Work through the entries below and report how many lines include "Growth". The number alone is the answer.
··· INFORMATION SHOWN ···
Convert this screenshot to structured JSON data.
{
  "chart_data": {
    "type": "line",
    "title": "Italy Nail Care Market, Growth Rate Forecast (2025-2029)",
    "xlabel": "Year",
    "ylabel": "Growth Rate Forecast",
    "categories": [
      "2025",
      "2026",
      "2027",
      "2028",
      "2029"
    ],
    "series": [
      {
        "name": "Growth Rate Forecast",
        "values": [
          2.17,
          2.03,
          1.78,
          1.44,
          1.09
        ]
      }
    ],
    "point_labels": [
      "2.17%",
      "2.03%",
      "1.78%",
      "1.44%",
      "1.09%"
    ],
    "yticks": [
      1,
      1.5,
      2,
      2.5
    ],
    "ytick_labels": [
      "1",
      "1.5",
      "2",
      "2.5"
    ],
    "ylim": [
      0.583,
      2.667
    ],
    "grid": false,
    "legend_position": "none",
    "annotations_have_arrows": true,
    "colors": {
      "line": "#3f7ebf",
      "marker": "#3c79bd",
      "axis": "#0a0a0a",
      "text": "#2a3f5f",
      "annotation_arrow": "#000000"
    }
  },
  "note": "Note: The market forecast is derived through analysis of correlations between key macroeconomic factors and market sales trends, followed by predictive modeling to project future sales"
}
···
- **RESULT FOR THIS TASK**
3